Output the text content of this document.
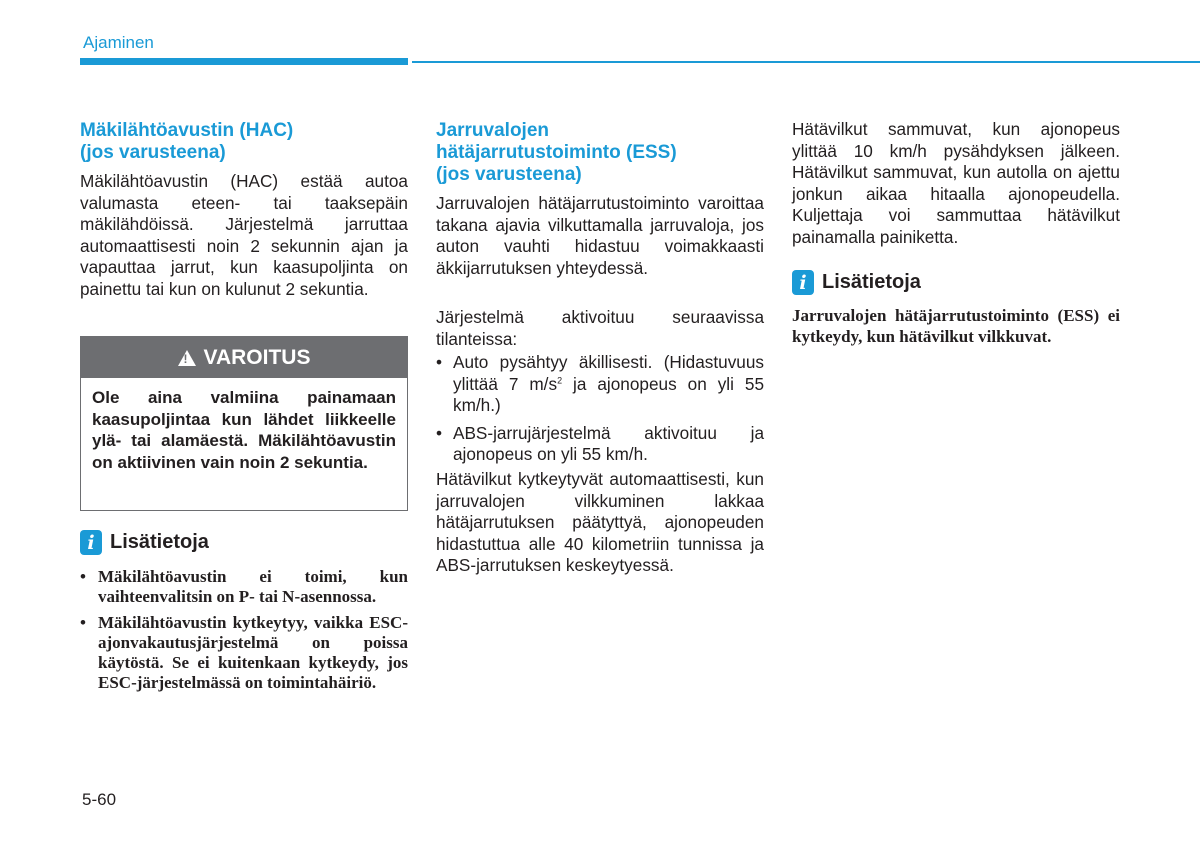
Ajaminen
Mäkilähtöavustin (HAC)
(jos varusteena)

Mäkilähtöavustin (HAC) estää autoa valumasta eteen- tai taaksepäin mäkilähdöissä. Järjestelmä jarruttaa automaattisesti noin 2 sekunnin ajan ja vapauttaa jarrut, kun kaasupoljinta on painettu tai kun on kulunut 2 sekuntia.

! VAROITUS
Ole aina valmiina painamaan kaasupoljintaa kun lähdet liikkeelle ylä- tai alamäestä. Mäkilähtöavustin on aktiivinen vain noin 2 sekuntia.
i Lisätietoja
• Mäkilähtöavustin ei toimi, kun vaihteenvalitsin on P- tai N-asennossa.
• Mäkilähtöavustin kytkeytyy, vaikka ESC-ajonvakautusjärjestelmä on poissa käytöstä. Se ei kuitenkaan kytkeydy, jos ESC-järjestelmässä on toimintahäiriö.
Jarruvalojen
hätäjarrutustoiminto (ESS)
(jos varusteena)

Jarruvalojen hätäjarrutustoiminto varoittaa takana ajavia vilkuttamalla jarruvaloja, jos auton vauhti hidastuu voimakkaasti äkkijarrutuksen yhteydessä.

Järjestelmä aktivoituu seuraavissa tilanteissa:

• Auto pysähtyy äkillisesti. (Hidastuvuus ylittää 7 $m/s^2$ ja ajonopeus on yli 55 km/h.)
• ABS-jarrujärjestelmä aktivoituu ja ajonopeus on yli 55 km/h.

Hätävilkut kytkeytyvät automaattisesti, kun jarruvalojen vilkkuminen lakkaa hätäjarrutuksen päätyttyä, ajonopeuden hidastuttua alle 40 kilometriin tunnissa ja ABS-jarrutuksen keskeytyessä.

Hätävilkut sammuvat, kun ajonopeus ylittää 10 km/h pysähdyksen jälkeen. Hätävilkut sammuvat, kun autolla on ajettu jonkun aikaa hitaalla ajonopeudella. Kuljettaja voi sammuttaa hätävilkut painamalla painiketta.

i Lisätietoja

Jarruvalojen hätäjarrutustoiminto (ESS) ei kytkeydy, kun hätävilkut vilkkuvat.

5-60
---
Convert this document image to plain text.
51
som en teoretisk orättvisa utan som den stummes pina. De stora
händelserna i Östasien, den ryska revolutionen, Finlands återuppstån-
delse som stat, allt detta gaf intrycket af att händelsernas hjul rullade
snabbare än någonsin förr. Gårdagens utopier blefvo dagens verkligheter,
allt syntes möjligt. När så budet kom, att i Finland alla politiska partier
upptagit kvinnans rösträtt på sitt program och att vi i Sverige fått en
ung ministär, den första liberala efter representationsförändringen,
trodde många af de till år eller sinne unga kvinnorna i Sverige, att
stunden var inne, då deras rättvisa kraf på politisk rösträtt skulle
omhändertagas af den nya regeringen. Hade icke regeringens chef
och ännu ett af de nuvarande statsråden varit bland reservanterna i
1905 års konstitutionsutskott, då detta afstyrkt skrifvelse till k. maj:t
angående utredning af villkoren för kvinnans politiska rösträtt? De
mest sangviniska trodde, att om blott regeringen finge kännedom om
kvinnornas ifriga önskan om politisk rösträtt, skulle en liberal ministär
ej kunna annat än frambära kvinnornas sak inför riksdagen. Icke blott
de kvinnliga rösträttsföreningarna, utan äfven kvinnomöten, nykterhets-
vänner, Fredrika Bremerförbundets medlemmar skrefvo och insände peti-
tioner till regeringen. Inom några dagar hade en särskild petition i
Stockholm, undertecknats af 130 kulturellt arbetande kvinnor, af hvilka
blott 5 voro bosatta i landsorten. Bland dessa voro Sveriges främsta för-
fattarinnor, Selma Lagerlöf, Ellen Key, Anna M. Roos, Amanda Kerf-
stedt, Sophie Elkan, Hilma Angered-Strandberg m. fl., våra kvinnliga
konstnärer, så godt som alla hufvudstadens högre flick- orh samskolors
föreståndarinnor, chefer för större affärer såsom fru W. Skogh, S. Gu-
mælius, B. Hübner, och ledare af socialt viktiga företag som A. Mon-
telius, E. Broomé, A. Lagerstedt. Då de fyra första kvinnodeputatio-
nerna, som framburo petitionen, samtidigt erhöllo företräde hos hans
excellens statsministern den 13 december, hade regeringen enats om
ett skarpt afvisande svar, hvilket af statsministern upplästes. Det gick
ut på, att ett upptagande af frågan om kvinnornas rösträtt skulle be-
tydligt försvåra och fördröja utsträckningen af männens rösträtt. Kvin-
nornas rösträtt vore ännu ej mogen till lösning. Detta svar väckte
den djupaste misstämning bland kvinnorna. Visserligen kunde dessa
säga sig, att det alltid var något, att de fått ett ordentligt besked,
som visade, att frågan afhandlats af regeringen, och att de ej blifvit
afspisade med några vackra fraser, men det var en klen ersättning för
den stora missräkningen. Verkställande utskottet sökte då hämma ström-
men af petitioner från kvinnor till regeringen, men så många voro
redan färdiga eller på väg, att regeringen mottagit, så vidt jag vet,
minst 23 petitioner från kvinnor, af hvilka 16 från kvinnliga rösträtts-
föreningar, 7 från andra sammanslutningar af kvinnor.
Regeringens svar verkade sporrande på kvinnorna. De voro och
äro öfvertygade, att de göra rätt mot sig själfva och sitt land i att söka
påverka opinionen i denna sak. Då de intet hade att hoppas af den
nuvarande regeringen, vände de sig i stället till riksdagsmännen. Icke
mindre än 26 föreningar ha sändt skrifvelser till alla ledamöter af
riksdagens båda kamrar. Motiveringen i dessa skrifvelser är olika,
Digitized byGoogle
* * *
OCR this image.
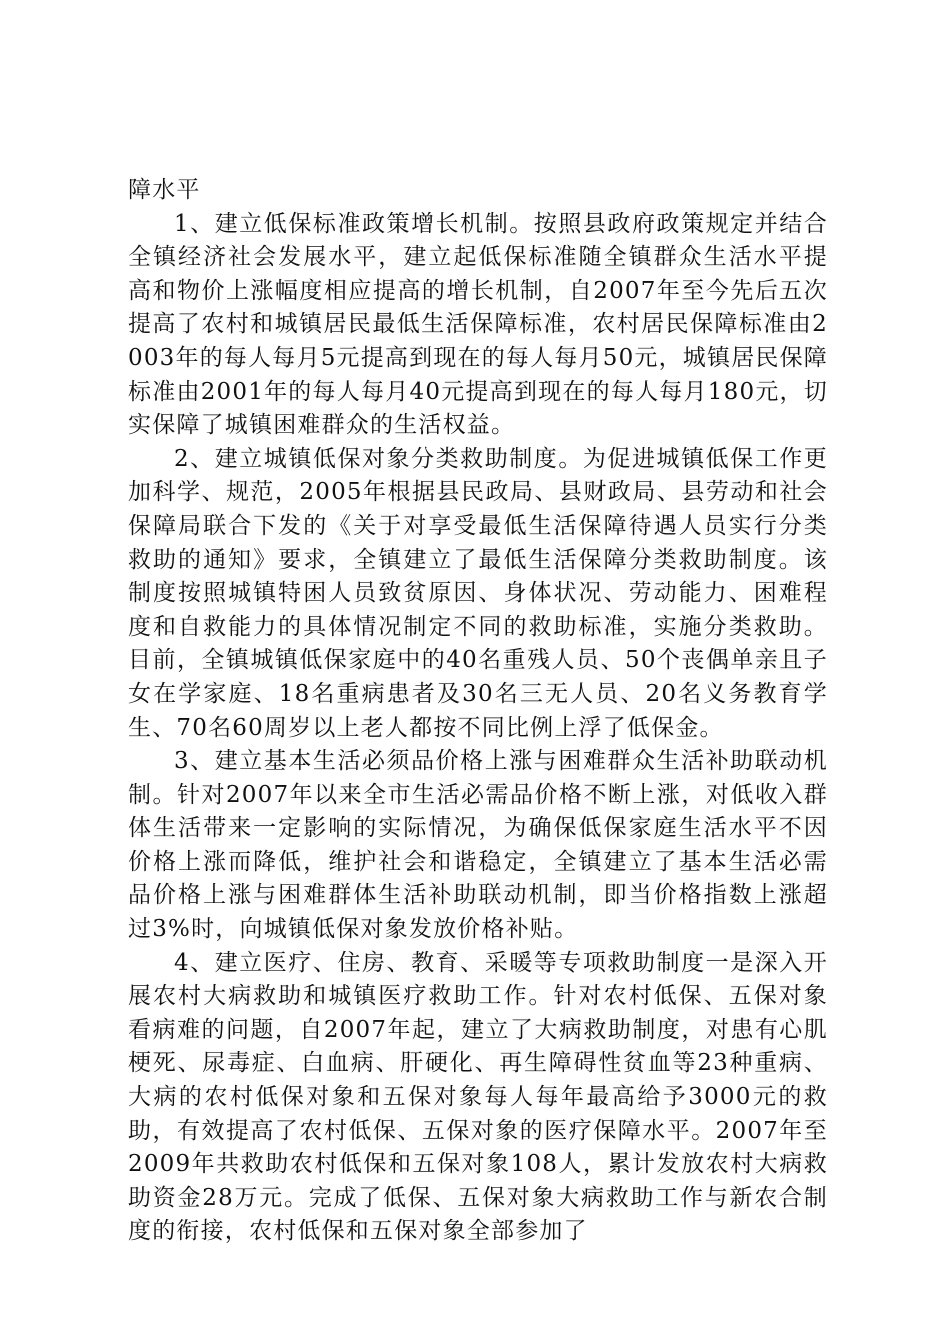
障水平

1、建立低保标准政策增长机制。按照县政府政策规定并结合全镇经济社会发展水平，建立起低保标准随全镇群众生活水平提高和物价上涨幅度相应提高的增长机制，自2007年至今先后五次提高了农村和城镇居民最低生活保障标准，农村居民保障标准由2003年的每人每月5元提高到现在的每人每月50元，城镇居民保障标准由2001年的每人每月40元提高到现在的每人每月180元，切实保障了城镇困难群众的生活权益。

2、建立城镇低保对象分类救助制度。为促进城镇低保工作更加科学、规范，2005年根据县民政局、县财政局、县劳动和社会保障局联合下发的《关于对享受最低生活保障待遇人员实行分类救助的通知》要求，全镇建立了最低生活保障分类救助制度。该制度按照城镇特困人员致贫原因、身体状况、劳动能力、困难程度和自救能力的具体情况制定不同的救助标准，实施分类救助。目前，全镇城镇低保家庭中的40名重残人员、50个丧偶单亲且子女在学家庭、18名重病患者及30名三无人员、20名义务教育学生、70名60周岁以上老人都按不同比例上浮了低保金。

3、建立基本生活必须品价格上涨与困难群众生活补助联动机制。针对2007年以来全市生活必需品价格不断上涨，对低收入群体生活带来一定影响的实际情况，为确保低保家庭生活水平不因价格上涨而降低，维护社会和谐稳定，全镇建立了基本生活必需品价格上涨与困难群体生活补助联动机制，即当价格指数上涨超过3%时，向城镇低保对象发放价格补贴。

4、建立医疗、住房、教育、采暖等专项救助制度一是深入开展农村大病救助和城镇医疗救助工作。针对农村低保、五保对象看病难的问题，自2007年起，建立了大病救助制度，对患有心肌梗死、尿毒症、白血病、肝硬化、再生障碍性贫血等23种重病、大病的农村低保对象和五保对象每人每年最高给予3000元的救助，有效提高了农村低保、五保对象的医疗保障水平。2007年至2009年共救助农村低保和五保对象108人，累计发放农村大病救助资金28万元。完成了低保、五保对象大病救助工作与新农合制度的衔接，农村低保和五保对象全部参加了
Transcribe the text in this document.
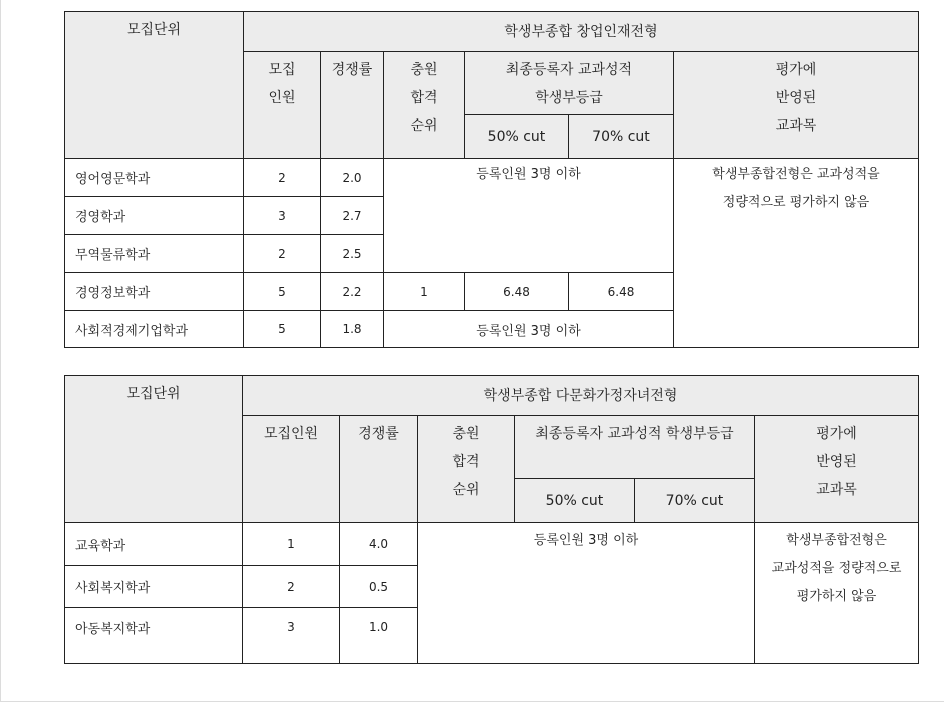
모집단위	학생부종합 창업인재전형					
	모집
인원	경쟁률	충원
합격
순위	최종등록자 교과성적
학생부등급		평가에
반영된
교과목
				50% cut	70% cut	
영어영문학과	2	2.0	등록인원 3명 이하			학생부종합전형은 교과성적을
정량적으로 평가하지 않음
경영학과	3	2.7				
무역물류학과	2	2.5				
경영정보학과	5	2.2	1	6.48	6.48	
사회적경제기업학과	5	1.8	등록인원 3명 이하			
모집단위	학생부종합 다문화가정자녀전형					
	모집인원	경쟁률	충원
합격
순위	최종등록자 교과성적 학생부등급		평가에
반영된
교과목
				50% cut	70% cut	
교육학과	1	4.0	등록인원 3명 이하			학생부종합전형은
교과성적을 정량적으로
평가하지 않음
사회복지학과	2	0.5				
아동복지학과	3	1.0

[Problem details] Give the number of lines in the listing above that hold the string "trodde", with nothing else.

[Output for this exercise] 2